-- start --
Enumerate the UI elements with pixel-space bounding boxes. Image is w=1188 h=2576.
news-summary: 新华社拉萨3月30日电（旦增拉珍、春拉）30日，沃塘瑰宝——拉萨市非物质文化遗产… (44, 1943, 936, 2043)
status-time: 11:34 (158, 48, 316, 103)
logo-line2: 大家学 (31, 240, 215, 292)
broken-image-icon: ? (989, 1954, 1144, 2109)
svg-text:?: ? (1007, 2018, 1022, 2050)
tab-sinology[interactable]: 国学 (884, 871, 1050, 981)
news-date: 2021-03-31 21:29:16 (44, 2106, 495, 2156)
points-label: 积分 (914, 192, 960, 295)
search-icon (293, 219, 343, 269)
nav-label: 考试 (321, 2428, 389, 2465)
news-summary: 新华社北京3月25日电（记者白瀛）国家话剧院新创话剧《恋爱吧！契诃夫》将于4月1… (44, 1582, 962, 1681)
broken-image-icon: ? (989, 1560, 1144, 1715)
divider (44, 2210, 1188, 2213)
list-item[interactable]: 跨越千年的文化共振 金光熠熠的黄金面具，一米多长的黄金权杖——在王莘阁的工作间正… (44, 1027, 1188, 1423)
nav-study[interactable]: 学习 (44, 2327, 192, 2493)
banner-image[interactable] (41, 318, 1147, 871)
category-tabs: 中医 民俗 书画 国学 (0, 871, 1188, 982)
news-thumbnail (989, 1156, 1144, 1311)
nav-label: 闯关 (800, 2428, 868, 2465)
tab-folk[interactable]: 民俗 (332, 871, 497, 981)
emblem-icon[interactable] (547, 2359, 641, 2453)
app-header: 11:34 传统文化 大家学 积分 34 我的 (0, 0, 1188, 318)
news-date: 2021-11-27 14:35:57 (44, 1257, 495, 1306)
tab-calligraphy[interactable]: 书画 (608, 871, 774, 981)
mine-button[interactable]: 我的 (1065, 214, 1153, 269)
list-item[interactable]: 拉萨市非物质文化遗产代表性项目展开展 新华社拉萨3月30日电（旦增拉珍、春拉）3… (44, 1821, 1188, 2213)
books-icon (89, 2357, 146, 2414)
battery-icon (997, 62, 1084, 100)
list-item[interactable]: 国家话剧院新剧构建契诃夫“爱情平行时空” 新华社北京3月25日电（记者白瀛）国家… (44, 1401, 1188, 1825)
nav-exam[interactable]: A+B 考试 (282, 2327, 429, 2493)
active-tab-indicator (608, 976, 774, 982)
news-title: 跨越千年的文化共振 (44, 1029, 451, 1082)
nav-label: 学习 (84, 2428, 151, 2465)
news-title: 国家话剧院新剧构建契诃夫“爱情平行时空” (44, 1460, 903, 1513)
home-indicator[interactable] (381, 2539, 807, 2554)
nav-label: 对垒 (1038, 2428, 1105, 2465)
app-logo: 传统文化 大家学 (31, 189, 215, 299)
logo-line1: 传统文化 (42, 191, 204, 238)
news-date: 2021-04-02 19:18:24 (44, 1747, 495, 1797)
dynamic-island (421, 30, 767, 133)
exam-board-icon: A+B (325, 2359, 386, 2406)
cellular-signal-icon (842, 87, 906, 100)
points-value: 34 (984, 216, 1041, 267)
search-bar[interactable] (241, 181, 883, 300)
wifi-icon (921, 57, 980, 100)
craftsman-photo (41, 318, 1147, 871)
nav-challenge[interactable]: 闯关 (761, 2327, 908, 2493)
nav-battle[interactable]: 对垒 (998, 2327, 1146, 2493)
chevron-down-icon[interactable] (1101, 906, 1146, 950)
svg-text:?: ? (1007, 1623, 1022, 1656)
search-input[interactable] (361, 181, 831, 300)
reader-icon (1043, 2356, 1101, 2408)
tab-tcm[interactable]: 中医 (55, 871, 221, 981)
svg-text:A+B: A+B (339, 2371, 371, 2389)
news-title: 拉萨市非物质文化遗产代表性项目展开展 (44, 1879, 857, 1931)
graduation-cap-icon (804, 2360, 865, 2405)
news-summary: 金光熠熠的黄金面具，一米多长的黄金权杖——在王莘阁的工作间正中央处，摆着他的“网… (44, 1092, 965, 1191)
-- end --
Rewrite the lines from the first one through the line holding "nav-label: 闯关 (800, 2428, 868, 2465)", both included, with "broken-image-icon" swapped for "placeholder-icon" and nothing else changed.

# [Solution to this problem]
Enumerate the UI elements with pixel-space bounding boxes. Image is w=1188 h=2576.
news-summary: 新华社拉萨3月30日电（旦增拉珍、春拉）30日，沃塘瑰宝——拉萨市非物质文化遗产… (44, 1943, 936, 2043)
status-time: 11:34 (158, 48, 316, 103)
logo-line2: 大家学 (31, 240, 215, 292)
placeholder-icon: ? (989, 1954, 1144, 2109)
svg-text:?: ? (1007, 2018, 1022, 2050)
tab-sinology[interactable]: 国学 (884, 871, 1050, 981)
news-date: 2021-03-31 21:29:16 (44, 2106, 495, 2156)
points-label: 积分 (914, 192, 960, 295)
search-icon (293, 219, 343, 269)
nav-label: 考试 (321, 2428, 389, 2465)
news-summary: 新华社北京3月25日电（记者白瀛）国家话剧院新创话剧《恋爱吧！契诃夫》将于4月1… (44, 1582, 962, 1681)
placeholder-icon: ? (989, 1560, 1144, 1715)
divider (44, 2210, 1188, 2213)
list-item[interactable]: 跨越千年的文化共振 金光熠熠的黄金面具，一米多长的黄金权杖——在王莘阁的工作间正… (44, 1027, 1188, 1423)
nav-study[interactable]: 学习 (44, 2327, 192, 2493)
banner-image[interactable] (41, 318, 1147, 871)
category-tabs: 中医 民俗 书画 国学 (0, 871, 1188, 982)
news-thumbnail (989, 1156, 1144, 1311)
nav-label: 闯关 (800, 2428, 868, 2465)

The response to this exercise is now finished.